• [Exercise details] Write out the whole of the material exactly.

• [Dataset extract]

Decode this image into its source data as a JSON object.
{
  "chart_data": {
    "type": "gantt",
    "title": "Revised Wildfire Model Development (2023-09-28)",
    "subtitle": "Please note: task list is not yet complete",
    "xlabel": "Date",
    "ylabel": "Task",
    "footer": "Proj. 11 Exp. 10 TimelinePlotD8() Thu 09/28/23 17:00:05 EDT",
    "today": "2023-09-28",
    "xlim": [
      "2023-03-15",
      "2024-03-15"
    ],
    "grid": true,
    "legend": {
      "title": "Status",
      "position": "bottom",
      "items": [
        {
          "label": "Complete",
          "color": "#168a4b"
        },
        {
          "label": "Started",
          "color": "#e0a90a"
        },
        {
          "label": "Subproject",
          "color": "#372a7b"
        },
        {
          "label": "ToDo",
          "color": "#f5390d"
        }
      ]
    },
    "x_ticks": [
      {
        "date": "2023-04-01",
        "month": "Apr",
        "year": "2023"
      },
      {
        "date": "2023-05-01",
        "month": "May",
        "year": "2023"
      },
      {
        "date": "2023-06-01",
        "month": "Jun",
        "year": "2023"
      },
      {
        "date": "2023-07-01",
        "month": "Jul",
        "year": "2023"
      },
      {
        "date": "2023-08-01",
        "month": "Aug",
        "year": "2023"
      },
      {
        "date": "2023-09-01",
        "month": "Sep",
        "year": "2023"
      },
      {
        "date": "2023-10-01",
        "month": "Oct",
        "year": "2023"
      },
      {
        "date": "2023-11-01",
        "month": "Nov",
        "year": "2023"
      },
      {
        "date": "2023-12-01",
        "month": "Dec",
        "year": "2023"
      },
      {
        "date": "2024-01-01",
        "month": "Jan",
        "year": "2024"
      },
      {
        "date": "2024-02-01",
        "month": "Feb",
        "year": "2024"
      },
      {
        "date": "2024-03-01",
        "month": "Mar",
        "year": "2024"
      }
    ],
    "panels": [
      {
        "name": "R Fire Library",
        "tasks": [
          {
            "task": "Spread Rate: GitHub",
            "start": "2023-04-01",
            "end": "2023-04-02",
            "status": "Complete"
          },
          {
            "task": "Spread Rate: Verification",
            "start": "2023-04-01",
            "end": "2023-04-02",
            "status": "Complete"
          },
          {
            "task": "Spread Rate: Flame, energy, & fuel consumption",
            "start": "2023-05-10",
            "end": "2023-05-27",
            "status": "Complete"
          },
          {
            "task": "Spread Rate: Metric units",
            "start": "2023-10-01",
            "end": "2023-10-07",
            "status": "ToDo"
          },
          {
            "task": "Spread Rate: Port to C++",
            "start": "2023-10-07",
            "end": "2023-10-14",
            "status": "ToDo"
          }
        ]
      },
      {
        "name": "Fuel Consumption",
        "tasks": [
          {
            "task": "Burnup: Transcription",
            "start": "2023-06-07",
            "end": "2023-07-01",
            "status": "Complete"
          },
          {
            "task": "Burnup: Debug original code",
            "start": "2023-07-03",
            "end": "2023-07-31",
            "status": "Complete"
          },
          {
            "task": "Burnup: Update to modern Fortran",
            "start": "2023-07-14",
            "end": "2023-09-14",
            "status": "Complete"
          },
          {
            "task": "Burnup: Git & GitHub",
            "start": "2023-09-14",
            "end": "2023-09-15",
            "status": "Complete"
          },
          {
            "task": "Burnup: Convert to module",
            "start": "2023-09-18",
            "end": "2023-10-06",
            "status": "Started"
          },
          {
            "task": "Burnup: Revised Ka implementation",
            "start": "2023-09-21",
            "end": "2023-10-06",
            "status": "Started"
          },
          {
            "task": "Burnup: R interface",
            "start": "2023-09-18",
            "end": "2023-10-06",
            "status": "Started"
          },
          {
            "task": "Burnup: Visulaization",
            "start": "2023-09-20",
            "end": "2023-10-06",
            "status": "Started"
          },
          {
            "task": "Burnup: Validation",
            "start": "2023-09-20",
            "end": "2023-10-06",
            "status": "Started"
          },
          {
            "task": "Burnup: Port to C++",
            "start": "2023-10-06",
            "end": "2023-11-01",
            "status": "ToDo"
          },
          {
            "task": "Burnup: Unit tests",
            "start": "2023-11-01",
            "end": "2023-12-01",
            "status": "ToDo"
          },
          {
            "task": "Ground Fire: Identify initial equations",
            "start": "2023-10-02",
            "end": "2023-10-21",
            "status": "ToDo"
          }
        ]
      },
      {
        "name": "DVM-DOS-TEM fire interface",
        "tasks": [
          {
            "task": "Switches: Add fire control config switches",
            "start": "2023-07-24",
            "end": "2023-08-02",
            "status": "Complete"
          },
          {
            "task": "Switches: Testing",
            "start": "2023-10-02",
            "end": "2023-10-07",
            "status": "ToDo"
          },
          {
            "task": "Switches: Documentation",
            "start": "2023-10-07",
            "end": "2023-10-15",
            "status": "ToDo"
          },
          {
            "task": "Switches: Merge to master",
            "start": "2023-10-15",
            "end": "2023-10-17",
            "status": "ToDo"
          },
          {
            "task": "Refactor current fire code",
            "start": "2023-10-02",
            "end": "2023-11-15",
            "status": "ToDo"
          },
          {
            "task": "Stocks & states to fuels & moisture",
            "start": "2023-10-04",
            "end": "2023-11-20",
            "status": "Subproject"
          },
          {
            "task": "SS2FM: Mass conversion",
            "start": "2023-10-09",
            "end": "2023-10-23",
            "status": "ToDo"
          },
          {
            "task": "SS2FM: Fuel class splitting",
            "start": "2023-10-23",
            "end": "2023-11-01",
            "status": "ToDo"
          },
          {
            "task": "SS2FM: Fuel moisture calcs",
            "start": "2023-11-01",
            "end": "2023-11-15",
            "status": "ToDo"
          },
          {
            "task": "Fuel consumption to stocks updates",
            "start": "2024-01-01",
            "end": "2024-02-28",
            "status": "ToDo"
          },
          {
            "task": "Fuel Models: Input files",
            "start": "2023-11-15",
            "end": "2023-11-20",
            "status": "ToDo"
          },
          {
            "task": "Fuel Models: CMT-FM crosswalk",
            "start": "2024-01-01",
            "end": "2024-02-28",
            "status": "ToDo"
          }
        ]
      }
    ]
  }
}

• [The result]
Decode this image into its source data as a JSON object.
{
  "chart_data": {
    "type": "gantt",
    "title": "Revised Wildfire Model Development (2023-09-28)",
    "subtitle": "Please note: task list is not yet complete",
    "xlabel": "Date",
    "ylabel": "Task",
    "footer": "Proj. 11 Exp. 10 TimelinePlotD8() Thu 09/28/23 17:00:05 EDT",
    "today": "2023-09-28",
    "xlim": [
      "2023-03-15",
      "2024-03-15"
    ],
    "grid": true,
    "legend": {
      "title": "Status",
      "position": "bottom",
      "items": [
        {
          "label": "Complete",
          "color": "#168a4b"
        },
        {
          "label": "Started",
          "color": "#e0a90a"
        },
        {
          "label": "Subproject",
          "color": "#372a7b"
        },
        {
          "label": "ToDo",
          "color": "#f5390d"
        }
      ]
    },
    "x_ticks": [
      {
        "date": "2023-04-01",
        "month": "Apr",
        "year": "2023"
      },
      {
        "date": "2023-05-01",
        "month": "May",
        "year": "2023"
      },
      {
        "date": "2023-06-01",
        "month": "Jun",
        "year": "2023"
      },
      {
        "date": "2023-07-01",
        "month": "Jul",
        "year": "2023"
      },
      {
        "date": "2023-08-01",
        "month": "Aug",
        "year": "2023"
      },
      {
        "date": "2023-09-01",
        "month": "Sep",
        "year": "2023"
      },
      {
        "date": "2023-10-01",
        "month": "Oct",
        "year": "2023"
      },
      {
        "date": "2023-11-01",
        "month": "Nov",
        "year": "2023"
      },
      {
        "date": "2023-12-01",
        "month": "Dec",
        "year": "2023"
      },
      {
        "date": "2024-01-01",
        "month": "Jan",
        "year": "2024"
      },
      {
        "date": "2024-02-01",
        "month": "Feb",
        "year": "2024"
      },
      {
        "date": "2024-03-01",
        "month": "Mar",
        "year": "2024"
      }
    ],
    "panels": [
      {
        "name": "R Fire Library",
        "tasks": [
          {
            "task": "Spread Rate: GitHub",
            "start": "2023-04-01",
            "end": "2023-04-02",
            "status": "Complete"
          },
          {
            "task": "Spread Rate: Verification",
            "start": "2023-04-01",
            "end": "2023-04-02",
            "status": "Complete"
          },
          {
            "task": "Spread Rate: Flame, energy, & fuel consumption",
            "start": "2023-05-10",
            "end": "2023-05-27",
            "status": "Complete"
          },
          {
            "task": "Spread Rate: Metric units",
            "start": "2023-10-01",
            "end": "2023-10-07",
            "status": "ToDo"
          },
          {
            "task": "Spread Rate: Port to C++",
            "start": "2023-10-07",
            "end": "2023-10-14",
            "status": "ToDo"
          }
        ]
      },
      {
        "name": "Fuel Consumption",
        "tasks": [
          {
            "task": "Burnup: Transcription",
            "start": "2023-06-07",
            "end": "2023-07-01",
            "status": "Complete"
          },
          {
            "task": "Burnup: Debug original code",
            "start": "2023-07-03",
            "end": "2023-07-31",
            "status": "Complete"
          },
          {
            "task": "Burnup: Update to modern Fortran",
            "start": "2023-07-14",
            "end": "2023-09-14",
            "status": "Complete"
          },
          {
            "task": "Burnup: Git & GitHub",
            "start": "2023-09-14",
            "end": "2023-09-15",
            "status": "Complete"
          },
          {
            "task": "Burnup: Convert to module",
            "start": "2023-09-18",
            "end": "2023-10-06",
            "status": "Started"
          },
          {
            "task": "Burnup: Revised Ka implementation",
            "start": "2023-09-21",
            "end": "2023-10-06",
            "status": "Started"
          },
          {
            "task": "Burnup: R interface",
            "start": "2023-09-18",
            "end": "2023-10-06",
            "status": "Started"
          },
          {
            "task": "Burnup: Visulaization",
            "start": "2023-09-20",
            "end": "2023-10-06",
            "status": "Started"
          },
          {
            "task": "Burnup: Validation",
            "start": "2023-09-20",
            "end": "2023-10-06",
            "status": "Started"
          },
          {
            "task": "Burnup: Port to C++",
            "start": "2023-10-06",
            "end": "2023-11-01",
            "status": "ToDo"
          },
          {
            "task": "Burnup: Unit tests",
            "start": "2023-11-01",
            "end": "2023-12-01",
            "status": "ToDo"
          },
          {
            "task": "Ground Fire: Identify initial equations",
            "start": "2023-10-02",
            "end": "2023-10-21",
            "status": "ToDo"
          }
        ]
      },
      {
        "name": "DVM-DOS-TEM fire interface",
        "tasks": [
          {
            "task": "Switches: Add fire control config switches",
            "start": "2023-07-24",
            "end": "2023-08-02",
            "status": "Complete"
          },
          {
            "task": "Switches: Testing",
            "start": "2023-10-02",
            "end": "2023-10-07",
            "status": "ToDo"
          },
          {
            "task": "Switches: Documentation",
            "start": "2023-10-07",
            "end": "2023-10-15",
            "status": "ToDo"
          },
          {
            "task": "Switches: Merge to master",
            "start": "2023-10-15",
            "end": "2023-10-17",
            "status": "ToDo"
          },
          {
            "task": "Refactor current fire code",
            "start": "2023-10-02",
            "end": "2023-11-15",
            "status": "ToDo"
          },
          {
            "task": "Stocks & states to fuels & moisture",
            "start": "2023-10-04",
            "end": "2023-11-20",
            "status": "Subproject"
          },
          {
            "task": "SS2FM: Mass conversion",
            "start": "2023-10-09",
            "end": "2023-10-23",
            "status": "ToDo"
          },
          {
            "task": "SS2FM: Fuel class splitting",
            "start": "2023-10-23",
            "end": "2023-11-01",
            "status": "ToDo"
          },
          {
            "task": "SS2FM: Fuel moisture calcs",
            "start": "2023-11-01",
            "end": "2023-11-15",
            "status": "ToDo"
          },
          {
            "task": "Fuel consumption to stocks updates",
            "start": "2024-01-01",
            "end": "2024-02-28",
            "status": "ToDo"
          },
          {
            "task": "Fuel Models: Input files",
            "start": "2023-11-15",
            "end": "2023-11-20",
            "status": "ToDo"
          },
          {
            "task": "Fuel Models: CMT-FM crosswalk",
            "start": "2024-01-01",
            "end": "2024-02-28",
            "status": "ToDo"
          }
        ]
      }
    ]
  }
}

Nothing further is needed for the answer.